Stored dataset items
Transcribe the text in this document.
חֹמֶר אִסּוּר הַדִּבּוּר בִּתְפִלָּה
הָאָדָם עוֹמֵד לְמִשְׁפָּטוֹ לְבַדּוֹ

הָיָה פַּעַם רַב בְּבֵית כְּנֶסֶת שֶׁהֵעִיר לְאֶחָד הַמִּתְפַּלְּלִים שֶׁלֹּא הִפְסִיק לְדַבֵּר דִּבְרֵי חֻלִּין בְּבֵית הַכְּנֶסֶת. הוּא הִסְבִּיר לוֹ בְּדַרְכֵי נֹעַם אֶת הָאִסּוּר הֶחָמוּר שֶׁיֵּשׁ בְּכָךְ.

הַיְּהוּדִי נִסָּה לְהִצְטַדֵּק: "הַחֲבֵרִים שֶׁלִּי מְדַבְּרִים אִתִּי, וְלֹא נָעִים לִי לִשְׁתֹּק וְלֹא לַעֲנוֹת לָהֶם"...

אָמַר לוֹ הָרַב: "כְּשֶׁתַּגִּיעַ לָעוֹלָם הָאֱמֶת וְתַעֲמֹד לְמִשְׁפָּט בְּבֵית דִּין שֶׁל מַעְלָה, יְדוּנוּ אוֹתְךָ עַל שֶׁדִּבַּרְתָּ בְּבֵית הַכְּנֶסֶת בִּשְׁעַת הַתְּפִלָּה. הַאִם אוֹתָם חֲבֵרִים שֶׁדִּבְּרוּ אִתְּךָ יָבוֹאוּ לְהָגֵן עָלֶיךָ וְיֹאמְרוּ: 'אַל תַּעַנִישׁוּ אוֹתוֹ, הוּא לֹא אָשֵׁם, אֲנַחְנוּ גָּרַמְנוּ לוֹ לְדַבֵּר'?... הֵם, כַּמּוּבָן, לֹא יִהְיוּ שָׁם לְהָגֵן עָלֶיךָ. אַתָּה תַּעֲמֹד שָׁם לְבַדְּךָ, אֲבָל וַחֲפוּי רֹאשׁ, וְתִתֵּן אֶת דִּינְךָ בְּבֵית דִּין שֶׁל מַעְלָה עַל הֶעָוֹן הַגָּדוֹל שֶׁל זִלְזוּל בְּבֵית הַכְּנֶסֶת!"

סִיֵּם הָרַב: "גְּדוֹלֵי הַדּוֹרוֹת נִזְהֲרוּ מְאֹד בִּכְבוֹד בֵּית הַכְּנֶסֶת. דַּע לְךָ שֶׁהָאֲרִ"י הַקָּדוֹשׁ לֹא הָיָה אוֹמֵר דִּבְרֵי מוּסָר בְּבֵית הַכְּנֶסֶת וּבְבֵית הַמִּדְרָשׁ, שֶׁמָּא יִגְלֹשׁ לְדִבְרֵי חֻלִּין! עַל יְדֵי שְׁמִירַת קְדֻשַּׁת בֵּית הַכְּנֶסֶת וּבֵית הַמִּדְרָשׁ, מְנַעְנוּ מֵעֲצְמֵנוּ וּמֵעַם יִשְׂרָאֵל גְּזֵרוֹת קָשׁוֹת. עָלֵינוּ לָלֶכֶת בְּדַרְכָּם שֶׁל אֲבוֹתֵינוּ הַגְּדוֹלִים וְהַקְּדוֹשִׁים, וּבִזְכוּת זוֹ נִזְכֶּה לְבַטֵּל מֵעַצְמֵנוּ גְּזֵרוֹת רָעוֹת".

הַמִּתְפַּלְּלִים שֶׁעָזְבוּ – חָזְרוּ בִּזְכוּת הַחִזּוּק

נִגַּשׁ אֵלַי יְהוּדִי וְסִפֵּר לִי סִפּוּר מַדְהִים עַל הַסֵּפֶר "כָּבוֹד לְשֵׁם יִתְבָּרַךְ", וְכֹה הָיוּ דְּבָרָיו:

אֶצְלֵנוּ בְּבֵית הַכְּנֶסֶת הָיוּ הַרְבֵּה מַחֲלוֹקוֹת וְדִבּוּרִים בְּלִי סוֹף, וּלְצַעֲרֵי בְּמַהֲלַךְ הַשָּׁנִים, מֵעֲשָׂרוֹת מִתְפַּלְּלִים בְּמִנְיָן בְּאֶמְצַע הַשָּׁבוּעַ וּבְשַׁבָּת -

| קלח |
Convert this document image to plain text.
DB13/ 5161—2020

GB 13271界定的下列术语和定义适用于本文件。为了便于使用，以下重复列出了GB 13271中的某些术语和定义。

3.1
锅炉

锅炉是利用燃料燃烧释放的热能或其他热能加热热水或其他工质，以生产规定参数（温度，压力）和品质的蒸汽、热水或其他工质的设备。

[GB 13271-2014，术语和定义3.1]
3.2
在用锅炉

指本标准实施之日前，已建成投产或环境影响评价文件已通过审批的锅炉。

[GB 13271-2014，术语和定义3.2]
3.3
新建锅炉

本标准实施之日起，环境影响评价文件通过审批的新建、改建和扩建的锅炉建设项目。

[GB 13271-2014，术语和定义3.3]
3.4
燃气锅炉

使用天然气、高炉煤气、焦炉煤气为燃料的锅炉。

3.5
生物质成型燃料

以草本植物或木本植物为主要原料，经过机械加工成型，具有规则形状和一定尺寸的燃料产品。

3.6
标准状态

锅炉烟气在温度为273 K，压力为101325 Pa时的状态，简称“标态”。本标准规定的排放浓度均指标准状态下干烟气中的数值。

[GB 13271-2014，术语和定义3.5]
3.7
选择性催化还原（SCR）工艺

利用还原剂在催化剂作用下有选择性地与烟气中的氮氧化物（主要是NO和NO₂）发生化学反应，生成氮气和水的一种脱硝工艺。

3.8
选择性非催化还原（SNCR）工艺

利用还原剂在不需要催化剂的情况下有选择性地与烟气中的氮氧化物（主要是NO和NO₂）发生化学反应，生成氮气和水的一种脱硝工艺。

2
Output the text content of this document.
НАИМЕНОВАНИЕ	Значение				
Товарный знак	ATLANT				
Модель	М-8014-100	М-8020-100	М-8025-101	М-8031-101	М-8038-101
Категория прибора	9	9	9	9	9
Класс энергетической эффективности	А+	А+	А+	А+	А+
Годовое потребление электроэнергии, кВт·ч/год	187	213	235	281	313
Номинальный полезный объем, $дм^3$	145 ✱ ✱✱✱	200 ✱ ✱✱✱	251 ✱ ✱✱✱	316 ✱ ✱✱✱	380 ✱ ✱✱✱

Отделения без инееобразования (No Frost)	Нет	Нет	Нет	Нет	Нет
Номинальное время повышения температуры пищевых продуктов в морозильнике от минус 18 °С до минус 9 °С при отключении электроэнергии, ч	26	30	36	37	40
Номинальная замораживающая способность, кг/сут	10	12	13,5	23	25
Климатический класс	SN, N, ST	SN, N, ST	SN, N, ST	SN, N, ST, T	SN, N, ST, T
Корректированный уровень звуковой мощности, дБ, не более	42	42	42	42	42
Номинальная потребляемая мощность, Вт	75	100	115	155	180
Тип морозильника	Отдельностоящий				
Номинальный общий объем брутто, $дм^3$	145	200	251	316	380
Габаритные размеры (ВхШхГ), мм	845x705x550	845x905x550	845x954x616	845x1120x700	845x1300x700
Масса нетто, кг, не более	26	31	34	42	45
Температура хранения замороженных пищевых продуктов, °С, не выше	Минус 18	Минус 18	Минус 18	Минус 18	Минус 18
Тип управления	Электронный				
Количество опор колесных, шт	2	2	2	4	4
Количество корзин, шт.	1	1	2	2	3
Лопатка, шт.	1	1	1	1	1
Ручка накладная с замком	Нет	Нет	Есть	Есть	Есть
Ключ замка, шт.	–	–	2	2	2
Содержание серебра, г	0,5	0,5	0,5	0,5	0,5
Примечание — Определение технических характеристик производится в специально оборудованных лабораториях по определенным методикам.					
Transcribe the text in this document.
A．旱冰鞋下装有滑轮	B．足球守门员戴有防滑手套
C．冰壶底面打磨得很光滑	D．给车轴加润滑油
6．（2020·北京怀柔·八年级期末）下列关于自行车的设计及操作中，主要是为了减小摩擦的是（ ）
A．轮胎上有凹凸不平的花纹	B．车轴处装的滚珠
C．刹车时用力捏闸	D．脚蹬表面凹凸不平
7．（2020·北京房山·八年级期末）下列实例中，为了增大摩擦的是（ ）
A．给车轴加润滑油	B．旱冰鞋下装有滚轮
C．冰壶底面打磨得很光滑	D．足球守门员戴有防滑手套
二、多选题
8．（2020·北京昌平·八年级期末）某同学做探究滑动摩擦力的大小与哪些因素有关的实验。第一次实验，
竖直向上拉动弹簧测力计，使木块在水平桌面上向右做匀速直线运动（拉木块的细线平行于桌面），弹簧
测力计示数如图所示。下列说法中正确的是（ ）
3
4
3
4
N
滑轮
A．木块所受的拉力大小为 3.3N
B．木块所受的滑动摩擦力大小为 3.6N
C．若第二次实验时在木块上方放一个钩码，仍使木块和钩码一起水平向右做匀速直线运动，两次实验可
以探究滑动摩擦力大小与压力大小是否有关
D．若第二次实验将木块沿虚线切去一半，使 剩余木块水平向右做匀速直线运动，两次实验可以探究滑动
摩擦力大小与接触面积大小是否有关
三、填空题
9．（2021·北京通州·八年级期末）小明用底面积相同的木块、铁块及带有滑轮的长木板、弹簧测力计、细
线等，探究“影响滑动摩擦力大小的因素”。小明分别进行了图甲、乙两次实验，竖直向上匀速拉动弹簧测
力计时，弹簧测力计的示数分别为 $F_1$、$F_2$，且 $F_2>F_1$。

PROBLEM DETAILS: Keep only those lines of the records that hold "более", and return them.

RESULT FOR THIS TASK:
Корректированный уровень звуковой мощности, дБ, не более	42	42	42	42	42
Масса нетто, кг, не более	26	31	34	42	45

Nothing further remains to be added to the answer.